#### [WHAT THE EXERCISE ASKS]
Print every one of the records below without changing a single character, keeping each line in its original order.
BEGIN MATERIAL TO PROCESS
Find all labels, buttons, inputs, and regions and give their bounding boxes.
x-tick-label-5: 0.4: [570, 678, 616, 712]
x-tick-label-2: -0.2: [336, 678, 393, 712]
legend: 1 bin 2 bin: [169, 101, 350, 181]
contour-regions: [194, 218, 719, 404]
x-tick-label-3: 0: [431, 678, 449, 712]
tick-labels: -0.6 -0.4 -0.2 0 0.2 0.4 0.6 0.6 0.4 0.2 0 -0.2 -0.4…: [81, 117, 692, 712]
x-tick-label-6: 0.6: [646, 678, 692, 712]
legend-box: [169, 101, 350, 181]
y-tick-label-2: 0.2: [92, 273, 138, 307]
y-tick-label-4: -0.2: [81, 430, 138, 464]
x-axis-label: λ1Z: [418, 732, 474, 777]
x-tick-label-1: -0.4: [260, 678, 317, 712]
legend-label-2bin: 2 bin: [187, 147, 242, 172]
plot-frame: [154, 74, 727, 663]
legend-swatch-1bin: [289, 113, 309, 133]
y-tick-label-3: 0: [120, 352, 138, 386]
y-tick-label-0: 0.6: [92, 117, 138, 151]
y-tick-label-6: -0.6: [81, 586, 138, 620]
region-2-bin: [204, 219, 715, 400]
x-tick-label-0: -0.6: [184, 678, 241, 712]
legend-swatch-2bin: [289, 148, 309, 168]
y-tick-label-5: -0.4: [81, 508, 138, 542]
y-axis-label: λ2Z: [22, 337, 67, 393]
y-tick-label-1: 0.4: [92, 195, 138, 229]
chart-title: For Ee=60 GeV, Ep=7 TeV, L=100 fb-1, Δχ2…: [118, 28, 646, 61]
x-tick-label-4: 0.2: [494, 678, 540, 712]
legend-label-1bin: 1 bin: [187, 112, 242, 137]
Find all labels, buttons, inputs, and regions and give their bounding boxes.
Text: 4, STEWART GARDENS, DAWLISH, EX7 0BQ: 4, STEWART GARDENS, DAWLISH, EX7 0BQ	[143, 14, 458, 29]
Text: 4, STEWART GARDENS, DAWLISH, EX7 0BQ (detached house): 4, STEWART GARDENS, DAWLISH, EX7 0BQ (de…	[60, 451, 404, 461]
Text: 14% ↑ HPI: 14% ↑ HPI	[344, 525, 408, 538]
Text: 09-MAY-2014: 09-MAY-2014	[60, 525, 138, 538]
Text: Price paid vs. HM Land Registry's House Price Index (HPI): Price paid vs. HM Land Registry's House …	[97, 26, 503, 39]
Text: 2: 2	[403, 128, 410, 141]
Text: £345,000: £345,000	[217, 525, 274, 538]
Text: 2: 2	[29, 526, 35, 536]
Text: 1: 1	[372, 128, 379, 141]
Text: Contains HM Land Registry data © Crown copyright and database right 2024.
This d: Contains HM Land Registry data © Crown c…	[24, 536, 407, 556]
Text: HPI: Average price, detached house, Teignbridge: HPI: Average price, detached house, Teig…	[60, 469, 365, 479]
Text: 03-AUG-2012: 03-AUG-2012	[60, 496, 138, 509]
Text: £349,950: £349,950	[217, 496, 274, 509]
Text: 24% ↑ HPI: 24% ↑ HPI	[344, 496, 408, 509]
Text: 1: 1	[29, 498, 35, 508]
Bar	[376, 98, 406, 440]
END MATERIAL TO PROCESS
#### [WRITTEN SOLUTION]
Find all labels, buttons, inputs, and regions and give their bounding boxes.
x-tick-label-5: 0.4: [570, 678, 616, 712]
x-tick-label-2: -0.2: [336, 678, 393, 712]
legend: 1 bin 2 bin: [169, 101, 350, 181]
contour-regions: [194, 218, 719, 404]
x-tick-label-3: 0: [431, 678, 449, 712]
tick-labels: -0.6 -0.4 -0.2 0 0.2 0.4 0.6 0.6 0.4 0.2 0 -0.2 -0.4…: [81, 117, 692, 712]
x-tick-label-6: 0.6: [646, 678, 692, 712]
legend-box: [169, 101, 350, 181]
y-tick-label-2: 0.2: [92, 273, 138, 307]
y-tick-label-4: -0.2: [81, 430, 138, 464]
x-axis-label: λ1Z: [418, 732, 474, 777]
x-tick-label-1: -0.4: [260, 678, 317, 712]
legend-label-2bin: 2 bin: [187, 147, 242, 172]
plot-frame: [154, 74, 727, 663]
legend-swatch-1bin: [289, 113, 309, 133]
y-tick-label-3: 0: [120, 352, 138, 386]
y-tick-label-0: 0.6: [92, 117, 138, 151]
y-tick-label-6: -0.6: [81, 586, 138, 620]
region-2-bin: [204, 219, 715, 400]
x-tick-label-0: -0.6: [184, 678, 241, 712]
legend-swatch-2bin: [289, 148, 309, 168]
y-tick-label-5: -0.4: [81, 508, 138, 542]
y-axis-label: λ2Z: [22, 337, 67, 393]
y-tick-label-1: 0.4: [92, 195, 138, 229]
chart-title: For Ee=60 GeV, Ep=7 TeV, L=100 fb-1, Δχ2…: [118, 28, 646, 61]
x-tick-label-4: 0.2: [494, 678, 540, 712]
legend-label-1bin: 1 bin: [187, 112, 242, 137]
Find all labels, buttons, inputs, and regions and give their bounding boxes.
Text: 4, STEWART GARDENS, DAWLISH, EX7 0BQ: 4, STEWART GARDENS, DAWLISH, EX7 0BQ	[143, 14, 458, 29]
Text: 4, STEWART GARDENS, DAWLISH, EX7 0BQ (detached house): 4, STEWART GARDENS, DAWLISH, EX7 0BQ (de…	[60, 451, 404, 461]
Text: 14% ↑ HPI: 14% ↑ HPI	[344, 525, 408, 538]
Text: 09-MAY-2014: 09-MAY-2014	[60, 525, 138, 538]
Text: Price paid vs. HM Land Registry's House Price Index (HPI): Price paid vs. HM Land Registry's House …	[97, 26, 503, 39]
Text: 2: 2	[403, 128, 410, 141]
Text: £345,000: £345,000	[217, 525, 274, 538]
Text: 2: 2	[29, 526, 35, 536]
Text: 1: 1	[372, 128, 379, 141]
Text: Contains HM Land Registry data © Crown copyright and database right 2024.
This d: Contains HM Land Registry data © Crown c…	[24, 536, 407, 556]
Text: HPI: Average price, detached house, Teignbridge: HPI: Average price, detached house, Teig…	[60, 469, 365, 479]
Text: 03-AUG-2012: 03-AUG-2012	[60, 496, 138, 509]
Text: £349,950: £349,950	[217, 496, 274, 509]
Text: 24% ↑ HPI: 24% ↑ HPI	[344, 496, 408, 509]
Text: 1: 1	[29, 498, 35, 508]
Bar	[376, 98, 406, 440]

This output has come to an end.